Written request → What number of lines hold the word "litoranea"? State that number and nothing besides.

Data for processing →
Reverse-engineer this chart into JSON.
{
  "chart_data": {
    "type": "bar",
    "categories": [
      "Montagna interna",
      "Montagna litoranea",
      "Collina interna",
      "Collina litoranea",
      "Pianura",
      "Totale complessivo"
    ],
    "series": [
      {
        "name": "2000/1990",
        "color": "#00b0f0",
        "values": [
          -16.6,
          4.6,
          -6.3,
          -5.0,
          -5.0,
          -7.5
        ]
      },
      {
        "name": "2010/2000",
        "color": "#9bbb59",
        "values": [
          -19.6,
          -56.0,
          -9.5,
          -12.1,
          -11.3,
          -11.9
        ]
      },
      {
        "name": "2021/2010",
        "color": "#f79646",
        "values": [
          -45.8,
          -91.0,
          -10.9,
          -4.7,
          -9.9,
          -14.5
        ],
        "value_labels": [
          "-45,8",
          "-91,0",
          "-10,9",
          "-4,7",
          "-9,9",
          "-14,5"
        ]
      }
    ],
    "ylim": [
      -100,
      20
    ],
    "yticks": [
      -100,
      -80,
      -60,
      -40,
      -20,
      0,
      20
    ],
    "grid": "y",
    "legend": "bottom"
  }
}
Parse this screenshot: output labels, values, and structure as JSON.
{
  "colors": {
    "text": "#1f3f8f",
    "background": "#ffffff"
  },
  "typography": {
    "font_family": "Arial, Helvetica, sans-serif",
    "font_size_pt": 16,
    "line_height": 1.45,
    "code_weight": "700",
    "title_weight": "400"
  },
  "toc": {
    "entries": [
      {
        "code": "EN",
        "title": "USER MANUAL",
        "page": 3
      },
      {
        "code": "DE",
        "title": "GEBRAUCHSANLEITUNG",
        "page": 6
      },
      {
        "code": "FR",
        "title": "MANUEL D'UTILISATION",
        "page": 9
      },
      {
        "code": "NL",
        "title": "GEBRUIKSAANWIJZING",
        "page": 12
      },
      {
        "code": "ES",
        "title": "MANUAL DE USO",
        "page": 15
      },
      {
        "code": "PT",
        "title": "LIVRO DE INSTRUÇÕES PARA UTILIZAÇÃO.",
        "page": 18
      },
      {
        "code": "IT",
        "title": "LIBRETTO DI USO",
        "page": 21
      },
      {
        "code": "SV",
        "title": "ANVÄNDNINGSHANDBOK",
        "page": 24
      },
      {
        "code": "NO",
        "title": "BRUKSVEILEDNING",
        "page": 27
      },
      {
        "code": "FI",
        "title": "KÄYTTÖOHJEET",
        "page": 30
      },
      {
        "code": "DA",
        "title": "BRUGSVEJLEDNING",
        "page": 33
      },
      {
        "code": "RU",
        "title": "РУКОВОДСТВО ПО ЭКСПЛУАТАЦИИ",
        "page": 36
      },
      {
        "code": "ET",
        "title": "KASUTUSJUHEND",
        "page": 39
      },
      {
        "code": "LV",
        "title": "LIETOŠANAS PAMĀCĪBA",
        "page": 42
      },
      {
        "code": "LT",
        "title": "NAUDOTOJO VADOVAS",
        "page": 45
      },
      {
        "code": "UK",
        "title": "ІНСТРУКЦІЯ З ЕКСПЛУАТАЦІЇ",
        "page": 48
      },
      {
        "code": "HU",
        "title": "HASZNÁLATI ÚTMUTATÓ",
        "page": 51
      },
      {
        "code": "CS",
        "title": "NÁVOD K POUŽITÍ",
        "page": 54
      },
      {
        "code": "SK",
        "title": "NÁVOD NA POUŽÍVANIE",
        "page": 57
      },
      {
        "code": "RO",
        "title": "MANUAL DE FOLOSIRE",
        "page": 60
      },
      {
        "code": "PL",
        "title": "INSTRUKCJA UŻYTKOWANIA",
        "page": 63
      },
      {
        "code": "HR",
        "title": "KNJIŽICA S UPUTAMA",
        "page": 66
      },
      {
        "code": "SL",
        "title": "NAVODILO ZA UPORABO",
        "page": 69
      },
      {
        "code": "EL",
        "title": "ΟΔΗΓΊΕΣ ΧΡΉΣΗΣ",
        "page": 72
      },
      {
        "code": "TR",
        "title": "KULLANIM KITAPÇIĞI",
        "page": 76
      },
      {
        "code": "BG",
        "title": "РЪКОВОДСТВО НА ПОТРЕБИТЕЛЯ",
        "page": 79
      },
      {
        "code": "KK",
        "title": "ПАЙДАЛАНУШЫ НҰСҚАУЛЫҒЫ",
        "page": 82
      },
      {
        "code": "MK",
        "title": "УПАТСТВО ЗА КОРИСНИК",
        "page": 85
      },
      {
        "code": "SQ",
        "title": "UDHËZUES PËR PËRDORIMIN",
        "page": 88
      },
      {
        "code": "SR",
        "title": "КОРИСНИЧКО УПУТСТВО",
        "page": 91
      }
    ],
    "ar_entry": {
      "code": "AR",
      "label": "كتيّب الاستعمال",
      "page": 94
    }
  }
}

Exercise solution → 2